Set exercise: Give only the number of lines in the records that include the string "name".

Entries from a dataset:
-*-*-
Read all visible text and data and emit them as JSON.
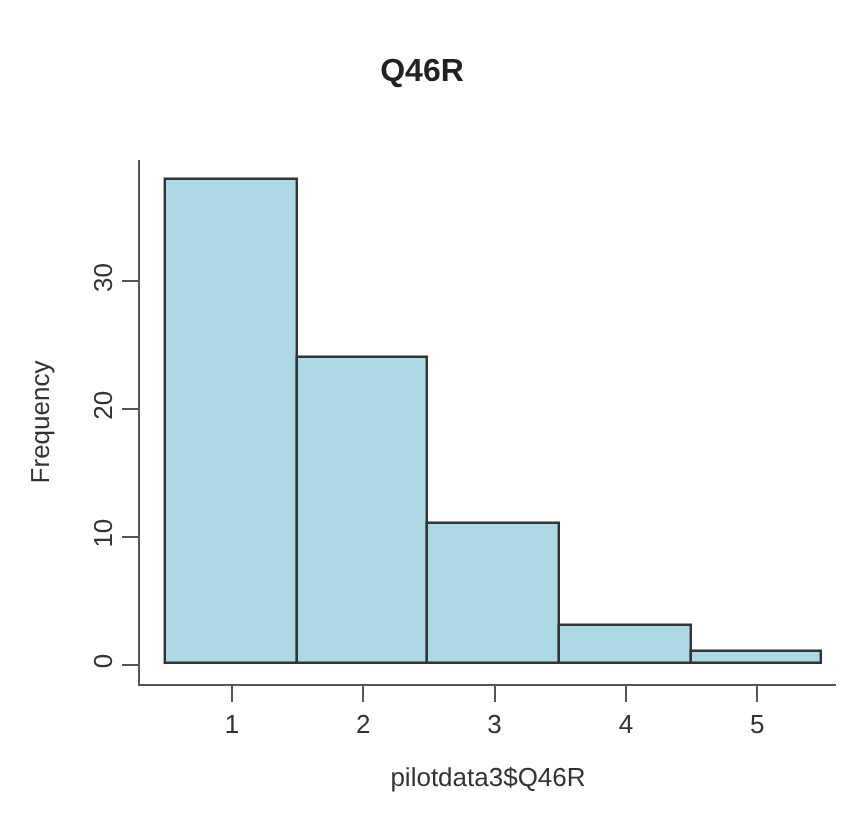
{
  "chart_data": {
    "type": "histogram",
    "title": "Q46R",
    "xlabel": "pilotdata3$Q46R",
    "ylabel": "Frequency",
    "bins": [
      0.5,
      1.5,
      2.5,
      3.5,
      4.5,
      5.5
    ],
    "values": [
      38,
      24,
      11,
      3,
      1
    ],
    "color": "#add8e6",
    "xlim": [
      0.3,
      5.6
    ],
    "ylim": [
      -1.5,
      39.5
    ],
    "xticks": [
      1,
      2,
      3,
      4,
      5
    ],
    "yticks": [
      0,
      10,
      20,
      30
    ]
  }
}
-*-*-
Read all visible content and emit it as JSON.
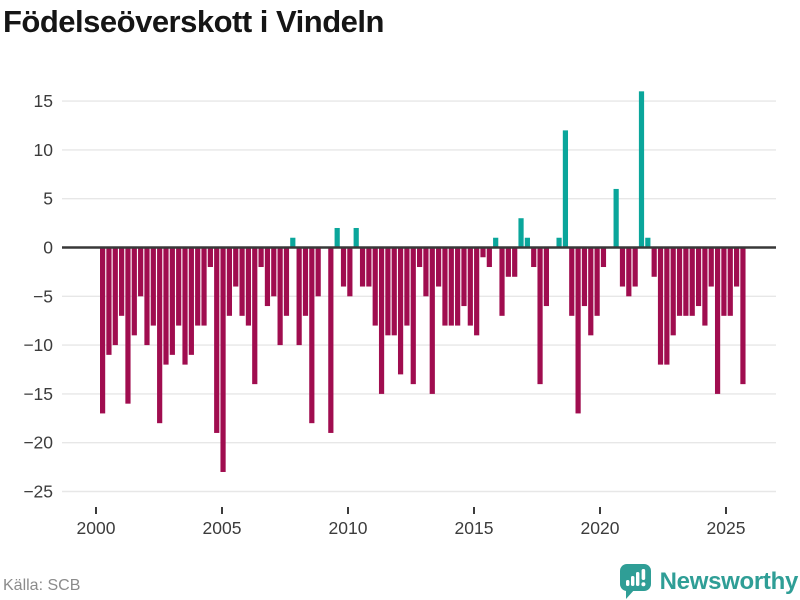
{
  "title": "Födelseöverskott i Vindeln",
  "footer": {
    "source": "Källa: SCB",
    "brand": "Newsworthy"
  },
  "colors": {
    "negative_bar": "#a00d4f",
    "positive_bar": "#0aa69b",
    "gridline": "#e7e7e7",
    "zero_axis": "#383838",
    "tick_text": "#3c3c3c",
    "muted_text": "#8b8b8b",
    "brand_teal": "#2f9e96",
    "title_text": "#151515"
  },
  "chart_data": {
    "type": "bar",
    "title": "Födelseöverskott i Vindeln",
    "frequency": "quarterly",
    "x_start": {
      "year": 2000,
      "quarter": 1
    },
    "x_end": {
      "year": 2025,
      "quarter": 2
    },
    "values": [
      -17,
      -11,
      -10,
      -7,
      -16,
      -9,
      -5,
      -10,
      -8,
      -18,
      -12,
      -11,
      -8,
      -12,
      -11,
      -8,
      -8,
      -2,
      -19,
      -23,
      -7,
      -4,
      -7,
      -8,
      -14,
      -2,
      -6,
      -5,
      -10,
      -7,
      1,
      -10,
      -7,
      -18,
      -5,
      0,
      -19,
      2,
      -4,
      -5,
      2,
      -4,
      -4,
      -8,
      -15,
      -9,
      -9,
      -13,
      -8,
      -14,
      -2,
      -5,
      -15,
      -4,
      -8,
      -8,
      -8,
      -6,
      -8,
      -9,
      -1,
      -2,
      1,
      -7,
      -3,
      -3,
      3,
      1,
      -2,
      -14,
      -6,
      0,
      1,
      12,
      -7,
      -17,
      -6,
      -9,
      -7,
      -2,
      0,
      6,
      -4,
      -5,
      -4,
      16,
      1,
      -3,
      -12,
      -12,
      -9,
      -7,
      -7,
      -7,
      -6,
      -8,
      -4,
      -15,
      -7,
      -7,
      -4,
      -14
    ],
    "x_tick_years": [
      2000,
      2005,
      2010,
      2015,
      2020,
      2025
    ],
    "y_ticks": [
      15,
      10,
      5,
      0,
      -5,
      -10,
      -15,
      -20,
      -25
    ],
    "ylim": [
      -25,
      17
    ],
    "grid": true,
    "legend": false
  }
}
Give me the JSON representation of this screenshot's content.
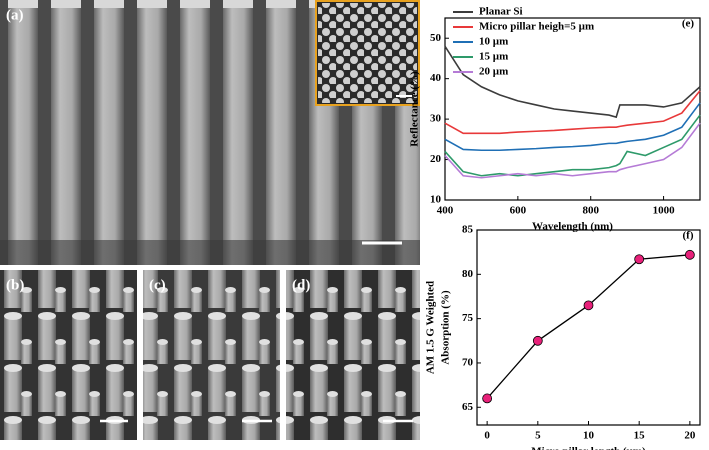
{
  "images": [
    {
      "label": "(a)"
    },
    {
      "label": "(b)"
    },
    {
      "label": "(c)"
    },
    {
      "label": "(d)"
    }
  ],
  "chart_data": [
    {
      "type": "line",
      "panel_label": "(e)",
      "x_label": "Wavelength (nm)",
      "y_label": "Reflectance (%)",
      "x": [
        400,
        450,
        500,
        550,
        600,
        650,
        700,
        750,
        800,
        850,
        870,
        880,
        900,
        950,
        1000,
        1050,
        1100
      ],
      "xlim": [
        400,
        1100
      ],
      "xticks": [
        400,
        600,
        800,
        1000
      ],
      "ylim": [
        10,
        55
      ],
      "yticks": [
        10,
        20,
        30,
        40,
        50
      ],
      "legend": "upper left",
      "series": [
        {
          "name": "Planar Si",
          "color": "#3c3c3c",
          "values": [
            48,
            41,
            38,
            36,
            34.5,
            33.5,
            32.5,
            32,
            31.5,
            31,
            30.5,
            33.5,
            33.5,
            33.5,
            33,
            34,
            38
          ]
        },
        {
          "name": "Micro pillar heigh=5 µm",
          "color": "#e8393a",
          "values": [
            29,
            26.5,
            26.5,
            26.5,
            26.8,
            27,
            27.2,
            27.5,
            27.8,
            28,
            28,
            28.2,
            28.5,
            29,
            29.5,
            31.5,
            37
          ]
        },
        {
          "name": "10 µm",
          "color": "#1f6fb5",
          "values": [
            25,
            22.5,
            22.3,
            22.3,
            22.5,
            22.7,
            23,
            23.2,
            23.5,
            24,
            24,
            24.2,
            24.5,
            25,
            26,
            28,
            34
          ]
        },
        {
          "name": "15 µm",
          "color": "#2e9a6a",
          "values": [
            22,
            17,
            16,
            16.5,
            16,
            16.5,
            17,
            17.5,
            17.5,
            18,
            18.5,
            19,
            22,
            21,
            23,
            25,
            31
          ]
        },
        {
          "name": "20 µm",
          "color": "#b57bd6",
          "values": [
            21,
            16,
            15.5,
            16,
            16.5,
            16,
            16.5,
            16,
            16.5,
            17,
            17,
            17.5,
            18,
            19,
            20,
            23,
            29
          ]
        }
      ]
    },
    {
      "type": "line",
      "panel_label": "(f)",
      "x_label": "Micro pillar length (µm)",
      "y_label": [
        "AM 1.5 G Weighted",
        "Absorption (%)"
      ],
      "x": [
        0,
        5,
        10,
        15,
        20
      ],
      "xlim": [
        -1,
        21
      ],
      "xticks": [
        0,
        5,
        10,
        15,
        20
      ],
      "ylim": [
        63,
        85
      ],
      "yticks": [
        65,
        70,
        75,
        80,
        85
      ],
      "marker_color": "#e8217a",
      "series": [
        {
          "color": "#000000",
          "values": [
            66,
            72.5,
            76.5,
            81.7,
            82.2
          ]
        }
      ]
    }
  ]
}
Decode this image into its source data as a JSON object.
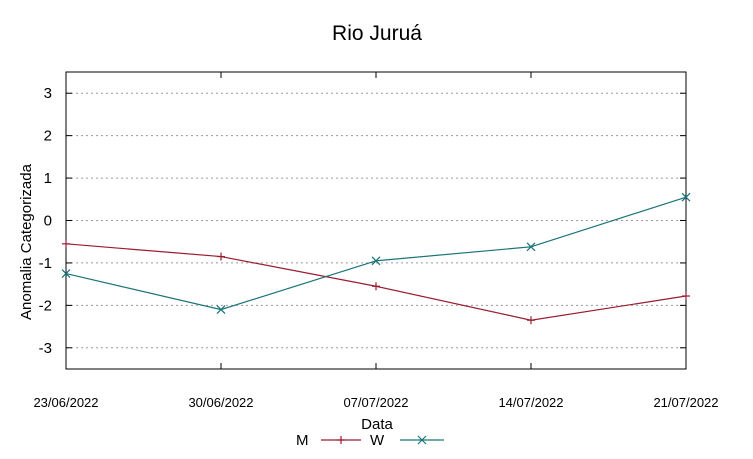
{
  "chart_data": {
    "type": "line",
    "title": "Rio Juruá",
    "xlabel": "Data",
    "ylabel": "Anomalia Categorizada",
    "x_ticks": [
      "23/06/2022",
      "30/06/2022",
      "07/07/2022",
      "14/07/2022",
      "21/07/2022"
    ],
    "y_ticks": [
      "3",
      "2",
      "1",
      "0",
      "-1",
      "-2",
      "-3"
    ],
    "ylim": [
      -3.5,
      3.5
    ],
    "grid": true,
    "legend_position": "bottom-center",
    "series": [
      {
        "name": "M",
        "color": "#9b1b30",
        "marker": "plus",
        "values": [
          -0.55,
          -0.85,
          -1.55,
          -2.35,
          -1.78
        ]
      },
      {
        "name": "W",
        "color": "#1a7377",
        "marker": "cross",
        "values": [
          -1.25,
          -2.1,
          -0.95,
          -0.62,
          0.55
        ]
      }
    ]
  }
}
-*-*-
Exercise result: 7